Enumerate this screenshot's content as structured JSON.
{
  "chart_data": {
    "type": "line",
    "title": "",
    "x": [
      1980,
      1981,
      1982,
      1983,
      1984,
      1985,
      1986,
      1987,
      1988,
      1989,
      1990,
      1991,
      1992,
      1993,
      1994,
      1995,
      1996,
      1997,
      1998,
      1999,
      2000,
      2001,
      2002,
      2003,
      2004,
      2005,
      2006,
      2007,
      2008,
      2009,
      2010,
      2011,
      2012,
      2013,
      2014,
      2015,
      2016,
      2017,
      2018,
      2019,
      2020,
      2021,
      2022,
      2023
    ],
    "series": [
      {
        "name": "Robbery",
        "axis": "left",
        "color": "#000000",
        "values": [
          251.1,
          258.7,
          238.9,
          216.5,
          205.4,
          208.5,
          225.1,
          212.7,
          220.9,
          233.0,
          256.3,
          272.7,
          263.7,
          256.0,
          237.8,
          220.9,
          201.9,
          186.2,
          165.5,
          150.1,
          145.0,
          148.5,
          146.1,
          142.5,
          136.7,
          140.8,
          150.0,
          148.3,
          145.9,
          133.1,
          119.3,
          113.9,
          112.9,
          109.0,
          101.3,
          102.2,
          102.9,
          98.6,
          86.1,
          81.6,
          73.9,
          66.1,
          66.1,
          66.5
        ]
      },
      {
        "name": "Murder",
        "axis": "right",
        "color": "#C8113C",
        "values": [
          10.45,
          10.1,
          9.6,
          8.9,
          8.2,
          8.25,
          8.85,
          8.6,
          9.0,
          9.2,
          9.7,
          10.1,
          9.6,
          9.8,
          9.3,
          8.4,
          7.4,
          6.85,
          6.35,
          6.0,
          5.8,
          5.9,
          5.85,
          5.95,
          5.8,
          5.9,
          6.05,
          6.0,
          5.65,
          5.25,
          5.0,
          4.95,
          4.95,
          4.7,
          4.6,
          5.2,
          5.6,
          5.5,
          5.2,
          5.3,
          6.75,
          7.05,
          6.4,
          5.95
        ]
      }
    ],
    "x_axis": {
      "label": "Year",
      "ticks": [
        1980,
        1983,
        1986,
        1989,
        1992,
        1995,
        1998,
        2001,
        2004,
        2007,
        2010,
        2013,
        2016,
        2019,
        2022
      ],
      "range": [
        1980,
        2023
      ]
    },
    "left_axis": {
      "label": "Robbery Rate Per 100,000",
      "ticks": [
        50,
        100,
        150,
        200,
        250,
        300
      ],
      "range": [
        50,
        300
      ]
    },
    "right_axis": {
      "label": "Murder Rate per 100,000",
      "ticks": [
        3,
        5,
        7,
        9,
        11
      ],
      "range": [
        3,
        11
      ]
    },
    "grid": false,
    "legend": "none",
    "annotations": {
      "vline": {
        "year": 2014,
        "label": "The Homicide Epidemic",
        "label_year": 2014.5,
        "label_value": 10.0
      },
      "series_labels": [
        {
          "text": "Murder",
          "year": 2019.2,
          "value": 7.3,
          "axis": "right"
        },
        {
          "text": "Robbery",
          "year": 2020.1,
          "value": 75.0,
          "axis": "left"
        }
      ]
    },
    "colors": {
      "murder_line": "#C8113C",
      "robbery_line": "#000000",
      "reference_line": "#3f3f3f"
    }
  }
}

☆ ☆ ☆

_YOUR GOAL_:
Type out the whole listing above again, exactly as it stands.

_FULL OUTPUT_:
Enumerate this screenshot's content as structured JSON.
{
  "chart_data": {
    "type": "line",
    "title": "",
    "x": [
      1980,
      1981,
      1982,
      1983,
      1984,
      1985,
      1986,
      1987,
      1988,
      1989,
      1990,
      1991,
      1992,
      1993,
      1994,
      1995,
      1996,
      1997,
      1998,
      1999,
      2000,
      2001,
      2002,
      2003,
      2004,
      2005,
      2006,
      2007,
      2008,
      2009,
      2010,
      2011,
      2012,
      2013,
      2014,
      2015,
      2016,
      2017,
      2018,
      2019,
      2020,
      2021,
      2022,
      2023
    ],
    "series": [
      {
        "name": "Robbery",
        "axis": "left",
        "color": "#000000",
        "values": [
          251.1,
          258.7,
          238.9,
          216.5,
          205.4,
          208.5,
          225.1,
          212.7,
          220.9,
          233.0,
          256.3,
          272.7,
          263.7,
          256.0,
          237.8,
          220.9,
          201.9,
          186.2,
          165.5,
          150.1,
          145.0,
          148.5,
          146.1,
          142.5,
          136.7,
          140.8,
          150.0,
          148.3,
          145.9,
          133.1,
          119.3,
          113.9,
          112.9,
          109.0,
          101.3,
          102.2,
          102.9,
          98.6,
          86.1,
          81.6,
          73.9,
          66.1,
          66.1,
          66.5
        ]
      },
      {
        "name": "Murder",
        "axis": "right",
        "color": "#C8113C",
        "values": [
          10.45,
          10.1,
          9.6,
          8.9,
          8.2,
          8.25,
          8.85,
          8.6,
          9.0,
          9.2,
          9.7,
          10.1,
          9.6,
          9.8,
          9.3,
          8.4,
          7.4,
          6.85,
          6.35,
          6.0,
          5.8,
          5.9,
          5.85,
          5.95,
          5.8,
          5.9,
          6.05,
          6.0,
          5.65,
          5.25,
          5.0,
          4.95,
          4.95,
          4.7,
          4.6,
          5.2,
          5.6,
          5.5,
          5.2,
          5.3,
          6.75,
          7.05,
          6.4,
          5.95
        ]
      }
    ],
    "x_axis": {
      "label": "Year",
      "ticks": [
        1980,
        1983,
        1986,
        1989,
        1992,
        1995,
        1998,
        2001,
        2004,
        2007,
        2010,
        2013,
        2016,
        2019,
        2022
      ],
      "range": [
        1980,
        2023
      ]
    },
    "left_axis": {
      "label": "Robbery Rate Per 100,000",
      "ticks": [
        50,
        100,
        150,
        200,
        250,
        300
      ],
      "range": [
        50,
        300
      ]
    },
    "right_axis": {
      "label": "Murder Rate per 100,000",
      "ticks": [
        3,
        5,
        7,
        9,
        11
      ],
      "range": [
        3,
        11
      ]
    },
    "grid": false,
    "legend": "none",
    "annotations": {
      "vline": {
        "year": 2014,
        "label": "The Homicide Epidemic",
        "label_year": 2014.5,
        "label_value": 10.0
      },
      "series_labels": [
        {
          "text": "Murder",
          "year": 2019.2,
          "value": 7.3,
          "axis": "right"
        },
        {
          "text": "Robbery",
          "year": 2020.1,
          "value": 75.0,
          "axis": "left"
        }
      ]
    },
    "colors": {
      "murder_line": "#C8113C",
      "robbery_line": "#000000",
      "reference_line": "#3f3f3f"
    }
  }
}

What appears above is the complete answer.